▶ _DATA PROVIDED_:
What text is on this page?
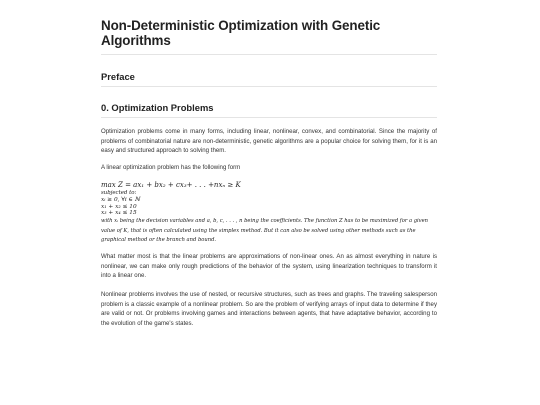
Non-Deterministic Optimization with Genetic Algorithms
Preface
0. Optimization Problems

Optimization problems come in many forms, including linear, nonlinear, convex, and combinatorial. Since the majority of problems of combinatorial nature are non-deterministic, genetic algorithms are a popular choice for solving them, for it is an easy and structured approach to solving them.

A linear optimization problem has the following form

max Z = ax₁ + bx₂ + cx₃+ . . . +nxₙ ≥ K
subjected to:
xᵢ ≥ 0, ∀i ∈ ℕ
x₁ + x₂ ≤ 10
x₃ + x₄ ≤ 15
with xᵢ being the decision variables and a, b, c, . . . , n being the coefficients. The function Z has to be maximized for a given value of K, that is often calculated using the simplex method. But it can also be solved using other methods such as the graphical method or the branch and bound.

What matter most is that the linear problems are approximations of non-linear ones. An as almost everything in nature is nonlinear, we can make only rough predictions of the behavior of the system, using linearization techniques to transform it into a linear one.

Nonlinear problems involves the use of nested, or recursive structures, such as trees and graphs. The traveling salesperson problem is a classic example of a nonlinear problem. So are the problem of verifying arrays of input data to determine if they are valid or not. Or problems involving games and interactions between agents, that have adaptative behavior, according to the evolution of the game's states.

▶ _SHORT TASK_: Where a line contains "such", copy that line.

▶ _THE RESULT_:
with xᵢ being the decision variables and a, b, c, . . . , n being the coefficients. The function Z has to be maximized for a given value of K, that is often calculated using the simplex method. But it can also be solved using other methods such as the graphical method or the branch and bound.
Nonlinear problems involves the use of nested, or recursive structures, such as trees and graphs. The traveling salesperson problem is a classic example of a nonlinear problem. So are the problem of verifying arrays of input data to determine if they are valid or not. Or problems involving games and interactions between agents, that have adaptative behavior, according to the evolution of the game's states.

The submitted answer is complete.